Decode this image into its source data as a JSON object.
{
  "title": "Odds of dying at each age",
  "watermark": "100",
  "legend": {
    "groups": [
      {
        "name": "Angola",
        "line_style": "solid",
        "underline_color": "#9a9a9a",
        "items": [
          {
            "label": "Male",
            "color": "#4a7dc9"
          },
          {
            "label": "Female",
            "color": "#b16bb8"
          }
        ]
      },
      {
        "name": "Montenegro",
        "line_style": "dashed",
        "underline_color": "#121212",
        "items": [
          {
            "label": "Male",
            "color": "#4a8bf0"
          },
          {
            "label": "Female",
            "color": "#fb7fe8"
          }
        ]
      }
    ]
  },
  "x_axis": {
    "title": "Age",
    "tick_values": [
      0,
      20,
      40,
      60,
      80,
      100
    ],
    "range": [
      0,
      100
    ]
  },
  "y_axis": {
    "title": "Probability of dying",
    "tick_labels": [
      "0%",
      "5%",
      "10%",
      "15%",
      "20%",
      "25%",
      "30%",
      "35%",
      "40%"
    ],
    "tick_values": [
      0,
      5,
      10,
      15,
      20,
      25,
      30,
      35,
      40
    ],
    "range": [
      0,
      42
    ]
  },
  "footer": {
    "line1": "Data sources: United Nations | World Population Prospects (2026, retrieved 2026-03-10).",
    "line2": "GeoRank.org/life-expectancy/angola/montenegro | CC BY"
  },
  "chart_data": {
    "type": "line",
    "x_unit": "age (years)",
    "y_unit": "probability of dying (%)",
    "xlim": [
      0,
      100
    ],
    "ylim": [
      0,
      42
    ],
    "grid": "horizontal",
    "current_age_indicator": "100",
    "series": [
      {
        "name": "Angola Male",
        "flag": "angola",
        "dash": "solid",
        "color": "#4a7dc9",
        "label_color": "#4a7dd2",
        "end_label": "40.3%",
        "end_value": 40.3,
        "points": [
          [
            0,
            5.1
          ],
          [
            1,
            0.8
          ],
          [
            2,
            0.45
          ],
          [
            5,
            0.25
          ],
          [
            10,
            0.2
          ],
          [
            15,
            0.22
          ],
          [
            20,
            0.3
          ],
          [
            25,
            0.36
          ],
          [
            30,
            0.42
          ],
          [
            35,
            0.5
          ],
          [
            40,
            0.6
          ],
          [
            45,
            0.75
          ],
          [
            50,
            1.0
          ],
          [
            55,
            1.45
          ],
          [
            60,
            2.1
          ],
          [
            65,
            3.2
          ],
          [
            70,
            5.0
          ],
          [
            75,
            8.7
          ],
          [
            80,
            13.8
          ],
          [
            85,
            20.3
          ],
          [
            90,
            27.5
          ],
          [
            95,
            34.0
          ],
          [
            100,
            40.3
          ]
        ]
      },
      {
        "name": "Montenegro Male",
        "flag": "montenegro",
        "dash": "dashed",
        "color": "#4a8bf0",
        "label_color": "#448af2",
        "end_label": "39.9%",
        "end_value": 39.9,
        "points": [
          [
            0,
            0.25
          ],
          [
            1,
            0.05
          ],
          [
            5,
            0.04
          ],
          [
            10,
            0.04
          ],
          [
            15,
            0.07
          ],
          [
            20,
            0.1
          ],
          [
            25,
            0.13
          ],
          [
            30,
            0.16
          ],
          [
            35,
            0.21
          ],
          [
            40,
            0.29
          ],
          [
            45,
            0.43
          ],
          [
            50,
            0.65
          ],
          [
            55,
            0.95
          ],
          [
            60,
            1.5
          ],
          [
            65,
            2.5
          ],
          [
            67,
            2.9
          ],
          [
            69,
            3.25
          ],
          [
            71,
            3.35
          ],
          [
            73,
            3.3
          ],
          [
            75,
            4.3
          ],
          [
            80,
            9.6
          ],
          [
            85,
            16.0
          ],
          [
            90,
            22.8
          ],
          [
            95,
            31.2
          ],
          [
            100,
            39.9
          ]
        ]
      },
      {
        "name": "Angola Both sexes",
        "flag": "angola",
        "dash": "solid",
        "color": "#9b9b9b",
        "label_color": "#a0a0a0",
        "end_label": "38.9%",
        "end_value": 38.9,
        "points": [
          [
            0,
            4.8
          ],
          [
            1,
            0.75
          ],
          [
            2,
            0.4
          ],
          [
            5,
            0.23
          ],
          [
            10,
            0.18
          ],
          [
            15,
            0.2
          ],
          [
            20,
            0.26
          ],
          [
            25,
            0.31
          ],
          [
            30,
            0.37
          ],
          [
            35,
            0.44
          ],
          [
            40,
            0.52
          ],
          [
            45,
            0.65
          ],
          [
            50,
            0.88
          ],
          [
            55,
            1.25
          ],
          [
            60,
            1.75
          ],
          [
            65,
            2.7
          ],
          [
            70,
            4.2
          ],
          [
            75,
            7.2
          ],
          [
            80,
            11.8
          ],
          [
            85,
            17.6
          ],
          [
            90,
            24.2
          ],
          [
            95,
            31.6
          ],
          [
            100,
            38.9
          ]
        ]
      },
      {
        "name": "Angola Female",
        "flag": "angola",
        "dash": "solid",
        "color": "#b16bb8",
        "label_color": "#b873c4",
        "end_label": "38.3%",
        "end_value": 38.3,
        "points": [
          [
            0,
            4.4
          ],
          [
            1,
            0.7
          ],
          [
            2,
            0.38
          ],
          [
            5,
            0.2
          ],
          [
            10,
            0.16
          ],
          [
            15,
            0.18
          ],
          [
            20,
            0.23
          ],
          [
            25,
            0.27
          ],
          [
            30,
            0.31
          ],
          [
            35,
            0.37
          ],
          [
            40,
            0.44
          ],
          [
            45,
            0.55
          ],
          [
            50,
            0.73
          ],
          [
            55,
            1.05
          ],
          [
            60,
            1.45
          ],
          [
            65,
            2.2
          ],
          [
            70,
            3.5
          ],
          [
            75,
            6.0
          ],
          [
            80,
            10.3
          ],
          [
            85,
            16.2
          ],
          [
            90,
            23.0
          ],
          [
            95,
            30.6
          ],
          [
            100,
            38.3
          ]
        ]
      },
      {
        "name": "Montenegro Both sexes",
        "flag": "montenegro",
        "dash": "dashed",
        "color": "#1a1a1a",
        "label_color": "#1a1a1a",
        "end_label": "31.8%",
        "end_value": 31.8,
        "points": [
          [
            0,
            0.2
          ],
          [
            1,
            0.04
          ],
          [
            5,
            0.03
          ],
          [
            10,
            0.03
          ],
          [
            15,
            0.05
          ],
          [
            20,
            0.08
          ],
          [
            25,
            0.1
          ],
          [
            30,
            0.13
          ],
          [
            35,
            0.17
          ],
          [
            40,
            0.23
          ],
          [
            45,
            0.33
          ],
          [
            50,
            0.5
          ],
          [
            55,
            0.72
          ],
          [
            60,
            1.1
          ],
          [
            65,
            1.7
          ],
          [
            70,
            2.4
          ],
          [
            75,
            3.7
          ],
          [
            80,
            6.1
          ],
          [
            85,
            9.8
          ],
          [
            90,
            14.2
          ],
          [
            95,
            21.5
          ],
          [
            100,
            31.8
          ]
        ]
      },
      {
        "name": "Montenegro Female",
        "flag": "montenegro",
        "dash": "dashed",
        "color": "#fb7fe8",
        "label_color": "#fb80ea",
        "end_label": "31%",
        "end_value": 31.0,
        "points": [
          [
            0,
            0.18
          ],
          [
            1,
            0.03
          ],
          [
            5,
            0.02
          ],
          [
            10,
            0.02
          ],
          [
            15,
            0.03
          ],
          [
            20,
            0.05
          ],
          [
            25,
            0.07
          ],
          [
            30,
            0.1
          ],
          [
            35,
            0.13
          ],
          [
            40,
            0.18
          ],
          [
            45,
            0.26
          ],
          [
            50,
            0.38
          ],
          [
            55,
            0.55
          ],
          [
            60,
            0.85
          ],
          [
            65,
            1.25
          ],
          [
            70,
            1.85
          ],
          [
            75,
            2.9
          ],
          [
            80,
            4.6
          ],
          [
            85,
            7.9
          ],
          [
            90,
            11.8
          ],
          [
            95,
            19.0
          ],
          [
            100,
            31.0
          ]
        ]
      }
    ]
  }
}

*Task requirements*. Using the data above, copy each line that contains "sexes".

*Output for this exercise*.
        "name": "Angola Both sexes",
        "name": "Montenegro Both sexes",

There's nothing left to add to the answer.